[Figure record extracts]
** start **

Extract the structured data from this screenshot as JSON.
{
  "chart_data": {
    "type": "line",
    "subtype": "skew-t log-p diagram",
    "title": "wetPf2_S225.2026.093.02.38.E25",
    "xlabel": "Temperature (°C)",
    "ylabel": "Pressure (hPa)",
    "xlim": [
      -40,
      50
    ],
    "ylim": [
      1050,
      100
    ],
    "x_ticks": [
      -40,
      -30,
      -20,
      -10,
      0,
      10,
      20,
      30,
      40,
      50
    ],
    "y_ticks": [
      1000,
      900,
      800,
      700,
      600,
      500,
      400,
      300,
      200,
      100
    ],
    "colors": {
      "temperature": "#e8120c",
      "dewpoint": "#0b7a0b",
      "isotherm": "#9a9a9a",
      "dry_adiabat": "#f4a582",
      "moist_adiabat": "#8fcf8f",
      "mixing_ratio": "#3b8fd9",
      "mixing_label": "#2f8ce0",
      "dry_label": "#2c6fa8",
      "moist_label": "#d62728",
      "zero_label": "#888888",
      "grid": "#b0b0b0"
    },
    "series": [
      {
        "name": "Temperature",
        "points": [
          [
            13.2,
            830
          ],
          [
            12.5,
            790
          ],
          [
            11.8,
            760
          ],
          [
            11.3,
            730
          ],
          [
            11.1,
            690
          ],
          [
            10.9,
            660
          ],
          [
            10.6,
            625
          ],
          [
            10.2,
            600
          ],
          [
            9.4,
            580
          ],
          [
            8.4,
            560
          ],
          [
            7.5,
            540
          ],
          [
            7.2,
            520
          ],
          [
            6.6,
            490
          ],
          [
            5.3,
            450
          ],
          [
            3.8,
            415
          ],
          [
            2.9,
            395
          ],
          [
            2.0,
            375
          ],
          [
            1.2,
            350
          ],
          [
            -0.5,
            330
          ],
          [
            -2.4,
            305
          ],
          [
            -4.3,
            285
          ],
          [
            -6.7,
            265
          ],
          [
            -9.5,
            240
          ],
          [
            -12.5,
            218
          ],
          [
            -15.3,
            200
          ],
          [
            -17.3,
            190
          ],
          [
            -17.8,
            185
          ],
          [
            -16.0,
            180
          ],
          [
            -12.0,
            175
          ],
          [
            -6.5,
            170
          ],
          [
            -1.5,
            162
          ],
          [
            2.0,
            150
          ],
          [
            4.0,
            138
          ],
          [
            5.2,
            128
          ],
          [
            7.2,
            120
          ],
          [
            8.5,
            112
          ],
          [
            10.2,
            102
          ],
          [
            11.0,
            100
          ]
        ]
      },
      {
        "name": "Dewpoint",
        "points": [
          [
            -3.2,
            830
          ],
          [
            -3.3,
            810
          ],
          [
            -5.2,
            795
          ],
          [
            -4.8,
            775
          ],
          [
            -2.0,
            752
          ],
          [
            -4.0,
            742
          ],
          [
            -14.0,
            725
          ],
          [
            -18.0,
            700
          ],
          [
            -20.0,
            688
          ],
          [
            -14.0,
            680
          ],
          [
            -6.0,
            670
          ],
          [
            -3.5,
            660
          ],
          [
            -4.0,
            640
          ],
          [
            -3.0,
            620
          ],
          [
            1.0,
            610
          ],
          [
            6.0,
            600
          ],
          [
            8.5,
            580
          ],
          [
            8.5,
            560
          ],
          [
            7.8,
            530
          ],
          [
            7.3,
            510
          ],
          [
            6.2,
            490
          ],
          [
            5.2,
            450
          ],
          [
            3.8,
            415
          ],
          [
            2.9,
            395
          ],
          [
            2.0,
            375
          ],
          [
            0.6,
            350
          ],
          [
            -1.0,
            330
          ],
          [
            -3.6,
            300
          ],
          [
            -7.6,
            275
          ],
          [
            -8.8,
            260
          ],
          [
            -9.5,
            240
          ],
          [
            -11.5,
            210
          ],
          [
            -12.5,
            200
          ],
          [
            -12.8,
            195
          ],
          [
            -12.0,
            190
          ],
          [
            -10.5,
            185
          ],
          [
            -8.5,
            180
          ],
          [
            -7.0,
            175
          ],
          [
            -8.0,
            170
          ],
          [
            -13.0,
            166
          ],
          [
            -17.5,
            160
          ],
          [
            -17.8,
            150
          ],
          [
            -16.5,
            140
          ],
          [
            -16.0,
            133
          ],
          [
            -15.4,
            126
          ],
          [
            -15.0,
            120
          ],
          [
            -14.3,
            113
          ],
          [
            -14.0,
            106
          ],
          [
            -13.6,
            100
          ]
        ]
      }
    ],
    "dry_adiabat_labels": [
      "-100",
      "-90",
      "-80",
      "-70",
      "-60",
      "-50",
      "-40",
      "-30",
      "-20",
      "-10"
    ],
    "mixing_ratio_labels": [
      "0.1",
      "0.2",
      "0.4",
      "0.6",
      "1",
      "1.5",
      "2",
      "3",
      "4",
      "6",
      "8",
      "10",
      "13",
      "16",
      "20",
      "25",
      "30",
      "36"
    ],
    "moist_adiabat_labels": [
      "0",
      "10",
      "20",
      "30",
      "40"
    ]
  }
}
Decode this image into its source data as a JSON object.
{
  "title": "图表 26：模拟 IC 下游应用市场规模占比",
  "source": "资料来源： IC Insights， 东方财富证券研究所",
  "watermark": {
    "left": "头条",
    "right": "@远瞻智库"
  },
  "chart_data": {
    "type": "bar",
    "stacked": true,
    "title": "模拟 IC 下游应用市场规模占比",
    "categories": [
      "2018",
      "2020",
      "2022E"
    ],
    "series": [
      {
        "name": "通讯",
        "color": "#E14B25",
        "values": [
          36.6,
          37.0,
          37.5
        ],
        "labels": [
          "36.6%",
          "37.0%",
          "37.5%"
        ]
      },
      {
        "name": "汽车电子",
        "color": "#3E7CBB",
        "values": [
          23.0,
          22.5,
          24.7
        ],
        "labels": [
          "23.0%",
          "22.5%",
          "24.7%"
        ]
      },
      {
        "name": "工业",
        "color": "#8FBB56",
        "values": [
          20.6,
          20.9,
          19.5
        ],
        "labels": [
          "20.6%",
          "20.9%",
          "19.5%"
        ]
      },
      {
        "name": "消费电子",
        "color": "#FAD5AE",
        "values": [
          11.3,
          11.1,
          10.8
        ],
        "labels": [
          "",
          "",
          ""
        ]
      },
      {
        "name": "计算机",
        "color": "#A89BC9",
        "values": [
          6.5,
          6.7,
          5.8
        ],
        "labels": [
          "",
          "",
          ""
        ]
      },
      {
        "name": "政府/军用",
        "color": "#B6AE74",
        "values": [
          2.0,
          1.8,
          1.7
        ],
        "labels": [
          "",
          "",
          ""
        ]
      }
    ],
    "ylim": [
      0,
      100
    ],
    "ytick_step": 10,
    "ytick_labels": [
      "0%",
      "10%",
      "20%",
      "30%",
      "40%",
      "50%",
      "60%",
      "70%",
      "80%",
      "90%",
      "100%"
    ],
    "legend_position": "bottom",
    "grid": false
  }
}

** end **

● **Task statement**
Collect every line from the records above that contains the word "source".

● **Solution**
Decode this image into its source data as a JSON object.
  "source": "资料来源： IC Insights， 东方财富证券研究所",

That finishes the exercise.